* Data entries

○ ○ ○

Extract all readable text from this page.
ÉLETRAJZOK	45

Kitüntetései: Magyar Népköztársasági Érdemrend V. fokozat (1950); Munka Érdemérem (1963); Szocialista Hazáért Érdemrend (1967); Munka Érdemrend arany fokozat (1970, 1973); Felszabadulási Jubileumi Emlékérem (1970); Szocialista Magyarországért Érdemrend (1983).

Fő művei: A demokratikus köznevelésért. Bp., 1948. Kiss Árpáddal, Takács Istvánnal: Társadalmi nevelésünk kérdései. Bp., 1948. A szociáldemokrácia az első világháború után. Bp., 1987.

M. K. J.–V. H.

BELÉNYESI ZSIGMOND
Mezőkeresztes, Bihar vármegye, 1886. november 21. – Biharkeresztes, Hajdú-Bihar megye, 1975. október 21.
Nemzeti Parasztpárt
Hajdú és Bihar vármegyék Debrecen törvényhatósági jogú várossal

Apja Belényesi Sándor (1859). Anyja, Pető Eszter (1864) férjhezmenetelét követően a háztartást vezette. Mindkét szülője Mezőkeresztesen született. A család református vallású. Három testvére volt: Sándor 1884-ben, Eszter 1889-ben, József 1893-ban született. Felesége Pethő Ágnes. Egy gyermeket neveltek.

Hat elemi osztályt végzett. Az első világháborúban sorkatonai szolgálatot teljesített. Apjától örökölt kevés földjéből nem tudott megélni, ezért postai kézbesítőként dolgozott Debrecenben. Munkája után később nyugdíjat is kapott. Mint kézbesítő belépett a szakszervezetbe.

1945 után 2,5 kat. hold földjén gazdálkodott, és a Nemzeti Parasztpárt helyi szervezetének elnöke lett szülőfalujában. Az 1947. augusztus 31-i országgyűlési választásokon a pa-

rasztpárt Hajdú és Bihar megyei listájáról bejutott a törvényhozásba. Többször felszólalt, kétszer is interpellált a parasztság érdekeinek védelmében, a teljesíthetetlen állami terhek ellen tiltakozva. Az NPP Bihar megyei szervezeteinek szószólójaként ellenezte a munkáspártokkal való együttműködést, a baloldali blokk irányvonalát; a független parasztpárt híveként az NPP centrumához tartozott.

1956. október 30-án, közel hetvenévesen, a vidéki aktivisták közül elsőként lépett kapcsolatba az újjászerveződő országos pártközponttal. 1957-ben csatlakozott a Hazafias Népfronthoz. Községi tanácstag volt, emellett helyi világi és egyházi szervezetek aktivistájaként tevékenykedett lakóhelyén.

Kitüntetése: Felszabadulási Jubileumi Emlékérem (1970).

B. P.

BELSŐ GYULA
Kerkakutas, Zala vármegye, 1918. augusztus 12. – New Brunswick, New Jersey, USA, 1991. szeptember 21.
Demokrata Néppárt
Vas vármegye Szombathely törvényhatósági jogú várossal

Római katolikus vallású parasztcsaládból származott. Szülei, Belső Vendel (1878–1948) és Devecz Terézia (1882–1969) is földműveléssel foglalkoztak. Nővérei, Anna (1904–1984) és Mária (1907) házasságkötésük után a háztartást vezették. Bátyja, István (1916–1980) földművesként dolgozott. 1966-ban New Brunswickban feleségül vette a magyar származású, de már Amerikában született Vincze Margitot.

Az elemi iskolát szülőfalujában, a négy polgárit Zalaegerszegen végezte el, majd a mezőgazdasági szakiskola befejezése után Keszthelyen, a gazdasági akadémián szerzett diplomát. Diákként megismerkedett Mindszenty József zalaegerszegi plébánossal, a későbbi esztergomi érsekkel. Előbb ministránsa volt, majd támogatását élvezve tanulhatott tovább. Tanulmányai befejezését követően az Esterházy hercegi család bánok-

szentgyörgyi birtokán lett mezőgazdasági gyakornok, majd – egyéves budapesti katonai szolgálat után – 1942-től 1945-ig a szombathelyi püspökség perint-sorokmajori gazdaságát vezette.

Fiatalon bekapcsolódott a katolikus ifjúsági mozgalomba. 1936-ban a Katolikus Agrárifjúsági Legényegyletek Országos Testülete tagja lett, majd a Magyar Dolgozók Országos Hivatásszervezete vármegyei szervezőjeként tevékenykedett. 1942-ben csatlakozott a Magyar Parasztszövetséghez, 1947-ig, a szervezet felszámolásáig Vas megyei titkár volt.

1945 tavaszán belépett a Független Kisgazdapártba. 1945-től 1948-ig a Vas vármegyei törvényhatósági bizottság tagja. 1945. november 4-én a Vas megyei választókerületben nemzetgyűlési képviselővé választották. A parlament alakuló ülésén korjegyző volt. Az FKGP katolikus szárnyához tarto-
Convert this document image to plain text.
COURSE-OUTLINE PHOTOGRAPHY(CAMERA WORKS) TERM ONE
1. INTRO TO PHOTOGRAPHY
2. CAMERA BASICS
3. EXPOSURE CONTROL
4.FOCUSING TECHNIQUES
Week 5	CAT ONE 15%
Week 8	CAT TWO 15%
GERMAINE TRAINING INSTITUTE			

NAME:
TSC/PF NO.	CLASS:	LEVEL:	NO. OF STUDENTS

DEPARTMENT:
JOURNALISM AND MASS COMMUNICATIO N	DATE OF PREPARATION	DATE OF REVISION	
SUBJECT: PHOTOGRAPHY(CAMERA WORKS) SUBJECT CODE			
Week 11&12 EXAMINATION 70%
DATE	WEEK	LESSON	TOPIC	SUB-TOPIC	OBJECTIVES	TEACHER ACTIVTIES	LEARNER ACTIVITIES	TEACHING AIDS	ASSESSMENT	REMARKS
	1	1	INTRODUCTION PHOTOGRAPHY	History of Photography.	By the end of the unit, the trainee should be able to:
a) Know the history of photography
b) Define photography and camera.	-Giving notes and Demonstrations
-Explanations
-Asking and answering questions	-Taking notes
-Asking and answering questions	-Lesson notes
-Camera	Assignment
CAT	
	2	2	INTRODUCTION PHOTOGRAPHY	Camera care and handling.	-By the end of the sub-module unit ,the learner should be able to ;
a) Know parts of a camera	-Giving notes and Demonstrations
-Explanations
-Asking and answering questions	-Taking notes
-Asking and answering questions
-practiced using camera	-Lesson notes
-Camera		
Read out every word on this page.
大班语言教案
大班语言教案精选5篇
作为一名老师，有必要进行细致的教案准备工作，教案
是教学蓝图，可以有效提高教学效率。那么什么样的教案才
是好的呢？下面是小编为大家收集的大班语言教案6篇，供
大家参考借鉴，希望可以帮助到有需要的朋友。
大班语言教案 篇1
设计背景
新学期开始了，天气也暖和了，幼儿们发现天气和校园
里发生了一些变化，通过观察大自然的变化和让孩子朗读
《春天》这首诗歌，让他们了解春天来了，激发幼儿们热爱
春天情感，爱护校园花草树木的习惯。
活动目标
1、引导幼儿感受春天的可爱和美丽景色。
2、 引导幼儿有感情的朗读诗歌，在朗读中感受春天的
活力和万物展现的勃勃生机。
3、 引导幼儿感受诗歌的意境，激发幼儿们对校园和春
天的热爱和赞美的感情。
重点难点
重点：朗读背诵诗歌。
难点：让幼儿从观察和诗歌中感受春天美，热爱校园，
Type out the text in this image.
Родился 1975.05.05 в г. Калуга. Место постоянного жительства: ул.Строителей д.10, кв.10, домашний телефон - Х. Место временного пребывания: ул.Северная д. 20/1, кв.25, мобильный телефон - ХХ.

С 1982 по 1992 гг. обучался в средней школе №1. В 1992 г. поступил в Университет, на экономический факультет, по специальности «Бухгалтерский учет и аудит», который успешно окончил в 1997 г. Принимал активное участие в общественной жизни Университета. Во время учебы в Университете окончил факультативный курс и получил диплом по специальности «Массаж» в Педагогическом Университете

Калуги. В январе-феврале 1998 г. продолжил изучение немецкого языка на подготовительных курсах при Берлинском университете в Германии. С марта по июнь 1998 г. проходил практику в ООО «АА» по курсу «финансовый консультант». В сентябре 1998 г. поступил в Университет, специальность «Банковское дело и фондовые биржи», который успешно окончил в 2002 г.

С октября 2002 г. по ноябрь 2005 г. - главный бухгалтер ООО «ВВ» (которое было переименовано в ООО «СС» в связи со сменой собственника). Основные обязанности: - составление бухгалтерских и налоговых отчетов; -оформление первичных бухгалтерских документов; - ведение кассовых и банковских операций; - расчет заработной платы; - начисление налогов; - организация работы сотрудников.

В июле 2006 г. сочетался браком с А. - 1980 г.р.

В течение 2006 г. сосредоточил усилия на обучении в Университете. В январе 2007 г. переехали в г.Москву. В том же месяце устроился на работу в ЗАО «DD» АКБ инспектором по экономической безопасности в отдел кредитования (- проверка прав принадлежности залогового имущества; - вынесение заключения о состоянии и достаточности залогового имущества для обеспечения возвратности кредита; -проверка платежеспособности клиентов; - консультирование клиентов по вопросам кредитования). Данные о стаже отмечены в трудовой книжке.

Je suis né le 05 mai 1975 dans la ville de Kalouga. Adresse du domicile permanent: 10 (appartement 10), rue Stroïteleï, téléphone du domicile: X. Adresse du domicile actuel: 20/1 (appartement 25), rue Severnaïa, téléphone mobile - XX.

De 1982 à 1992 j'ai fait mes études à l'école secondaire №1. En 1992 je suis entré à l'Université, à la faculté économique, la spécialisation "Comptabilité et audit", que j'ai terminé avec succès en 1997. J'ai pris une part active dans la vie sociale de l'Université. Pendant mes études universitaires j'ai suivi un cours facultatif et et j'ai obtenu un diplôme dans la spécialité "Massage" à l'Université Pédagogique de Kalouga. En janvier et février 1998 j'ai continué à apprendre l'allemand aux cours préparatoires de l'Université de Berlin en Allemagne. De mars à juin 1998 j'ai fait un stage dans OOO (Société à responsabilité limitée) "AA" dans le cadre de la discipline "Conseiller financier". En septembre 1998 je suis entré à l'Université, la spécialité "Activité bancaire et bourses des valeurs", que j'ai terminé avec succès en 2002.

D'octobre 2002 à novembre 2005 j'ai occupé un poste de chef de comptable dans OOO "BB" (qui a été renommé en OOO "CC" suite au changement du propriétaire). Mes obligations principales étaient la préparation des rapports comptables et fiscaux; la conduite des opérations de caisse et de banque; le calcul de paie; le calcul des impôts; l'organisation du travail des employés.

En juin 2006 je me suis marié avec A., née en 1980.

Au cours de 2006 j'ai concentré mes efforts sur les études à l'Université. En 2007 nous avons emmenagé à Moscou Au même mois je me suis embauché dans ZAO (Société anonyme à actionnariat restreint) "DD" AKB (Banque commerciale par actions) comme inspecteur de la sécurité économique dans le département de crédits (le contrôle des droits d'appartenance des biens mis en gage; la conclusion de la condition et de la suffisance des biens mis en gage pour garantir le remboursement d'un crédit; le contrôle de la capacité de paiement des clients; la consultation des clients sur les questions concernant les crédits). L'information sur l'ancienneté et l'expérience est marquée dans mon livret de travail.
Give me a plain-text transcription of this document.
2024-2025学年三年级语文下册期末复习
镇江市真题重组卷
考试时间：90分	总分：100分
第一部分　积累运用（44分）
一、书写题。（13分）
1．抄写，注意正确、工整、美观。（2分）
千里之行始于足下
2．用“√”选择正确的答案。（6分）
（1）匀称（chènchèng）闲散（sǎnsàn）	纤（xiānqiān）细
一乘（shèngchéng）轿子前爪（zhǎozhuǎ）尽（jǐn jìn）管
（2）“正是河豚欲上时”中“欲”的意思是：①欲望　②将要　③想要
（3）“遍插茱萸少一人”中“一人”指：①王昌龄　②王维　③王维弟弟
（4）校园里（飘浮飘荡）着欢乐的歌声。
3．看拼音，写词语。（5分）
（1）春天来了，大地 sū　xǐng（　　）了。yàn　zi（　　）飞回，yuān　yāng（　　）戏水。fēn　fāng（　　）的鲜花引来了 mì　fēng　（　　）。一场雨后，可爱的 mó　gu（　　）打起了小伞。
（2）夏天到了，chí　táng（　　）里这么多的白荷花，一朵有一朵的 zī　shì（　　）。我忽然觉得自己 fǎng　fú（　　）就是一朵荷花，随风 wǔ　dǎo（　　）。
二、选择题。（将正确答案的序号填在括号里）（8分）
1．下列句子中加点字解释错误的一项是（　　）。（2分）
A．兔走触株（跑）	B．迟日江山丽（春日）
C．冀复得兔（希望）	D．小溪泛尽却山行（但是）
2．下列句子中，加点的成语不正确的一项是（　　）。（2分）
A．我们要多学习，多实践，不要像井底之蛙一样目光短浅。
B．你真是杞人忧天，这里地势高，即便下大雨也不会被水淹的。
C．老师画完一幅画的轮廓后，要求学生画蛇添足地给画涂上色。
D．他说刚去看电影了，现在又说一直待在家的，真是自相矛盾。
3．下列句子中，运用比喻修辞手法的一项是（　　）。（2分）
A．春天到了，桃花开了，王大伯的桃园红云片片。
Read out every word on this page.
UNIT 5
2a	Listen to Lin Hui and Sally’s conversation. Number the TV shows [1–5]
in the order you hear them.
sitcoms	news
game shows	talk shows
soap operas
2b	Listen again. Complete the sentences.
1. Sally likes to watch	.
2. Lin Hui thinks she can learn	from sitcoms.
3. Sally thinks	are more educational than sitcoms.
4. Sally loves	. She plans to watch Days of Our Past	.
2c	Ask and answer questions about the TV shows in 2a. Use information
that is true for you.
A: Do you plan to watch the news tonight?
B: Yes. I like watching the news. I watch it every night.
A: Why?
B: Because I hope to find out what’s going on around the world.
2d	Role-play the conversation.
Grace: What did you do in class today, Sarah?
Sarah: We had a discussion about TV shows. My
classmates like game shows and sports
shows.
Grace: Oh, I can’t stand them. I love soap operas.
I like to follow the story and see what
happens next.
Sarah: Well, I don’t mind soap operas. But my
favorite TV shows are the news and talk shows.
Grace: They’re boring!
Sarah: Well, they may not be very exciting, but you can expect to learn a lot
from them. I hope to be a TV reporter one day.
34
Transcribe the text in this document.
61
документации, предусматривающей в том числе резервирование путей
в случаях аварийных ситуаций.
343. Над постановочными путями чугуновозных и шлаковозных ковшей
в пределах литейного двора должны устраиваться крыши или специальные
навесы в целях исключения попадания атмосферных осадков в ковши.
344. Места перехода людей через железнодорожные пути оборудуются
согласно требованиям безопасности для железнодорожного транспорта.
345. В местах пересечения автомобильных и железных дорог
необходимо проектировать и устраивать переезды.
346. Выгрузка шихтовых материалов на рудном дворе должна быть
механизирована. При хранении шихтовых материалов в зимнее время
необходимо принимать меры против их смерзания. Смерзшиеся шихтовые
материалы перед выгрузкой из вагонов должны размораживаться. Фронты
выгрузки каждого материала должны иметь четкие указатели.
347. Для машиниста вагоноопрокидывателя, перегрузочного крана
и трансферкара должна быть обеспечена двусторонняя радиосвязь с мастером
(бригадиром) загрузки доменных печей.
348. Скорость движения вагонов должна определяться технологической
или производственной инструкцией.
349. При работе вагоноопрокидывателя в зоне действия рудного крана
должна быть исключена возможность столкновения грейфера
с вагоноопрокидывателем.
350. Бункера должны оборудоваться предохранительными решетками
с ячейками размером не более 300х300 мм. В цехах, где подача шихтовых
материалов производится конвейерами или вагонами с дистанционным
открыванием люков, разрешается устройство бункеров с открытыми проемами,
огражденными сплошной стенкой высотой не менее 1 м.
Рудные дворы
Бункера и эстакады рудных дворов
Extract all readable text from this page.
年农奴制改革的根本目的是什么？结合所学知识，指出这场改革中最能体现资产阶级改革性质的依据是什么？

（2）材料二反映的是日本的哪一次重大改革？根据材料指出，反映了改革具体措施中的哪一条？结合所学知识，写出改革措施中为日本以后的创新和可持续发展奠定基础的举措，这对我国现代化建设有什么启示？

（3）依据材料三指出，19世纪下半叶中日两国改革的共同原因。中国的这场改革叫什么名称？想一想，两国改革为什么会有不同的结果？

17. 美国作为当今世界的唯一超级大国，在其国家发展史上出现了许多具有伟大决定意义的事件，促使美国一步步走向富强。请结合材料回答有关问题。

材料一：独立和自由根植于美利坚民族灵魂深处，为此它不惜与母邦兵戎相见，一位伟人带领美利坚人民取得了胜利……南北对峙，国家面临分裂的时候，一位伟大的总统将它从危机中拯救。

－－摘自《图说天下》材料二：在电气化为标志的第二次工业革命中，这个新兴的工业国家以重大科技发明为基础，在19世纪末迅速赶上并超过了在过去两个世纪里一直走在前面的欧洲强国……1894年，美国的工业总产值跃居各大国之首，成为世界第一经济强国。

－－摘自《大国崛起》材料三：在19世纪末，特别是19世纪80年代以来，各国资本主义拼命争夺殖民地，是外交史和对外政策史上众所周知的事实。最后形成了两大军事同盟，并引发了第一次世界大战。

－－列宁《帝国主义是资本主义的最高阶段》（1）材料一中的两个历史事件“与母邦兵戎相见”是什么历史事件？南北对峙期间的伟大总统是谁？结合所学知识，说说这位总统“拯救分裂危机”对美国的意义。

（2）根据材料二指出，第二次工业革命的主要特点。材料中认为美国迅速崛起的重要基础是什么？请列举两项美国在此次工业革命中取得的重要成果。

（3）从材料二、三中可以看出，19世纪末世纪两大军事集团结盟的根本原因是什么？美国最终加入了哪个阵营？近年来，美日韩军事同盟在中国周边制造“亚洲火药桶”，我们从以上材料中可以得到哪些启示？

○ ○ ○

* Instructions to follow
Search the data above for lines holding "this" and copy each of them.

* Reply
Extract all readable text from this page.
Convert this document image to plain text.
Read out every word on this page.
Type out the text in this image.
Give me a plain-text transcription of this document.
Read out every word on this page.
Transcribe the text in this document.
Extract all readable text from this page.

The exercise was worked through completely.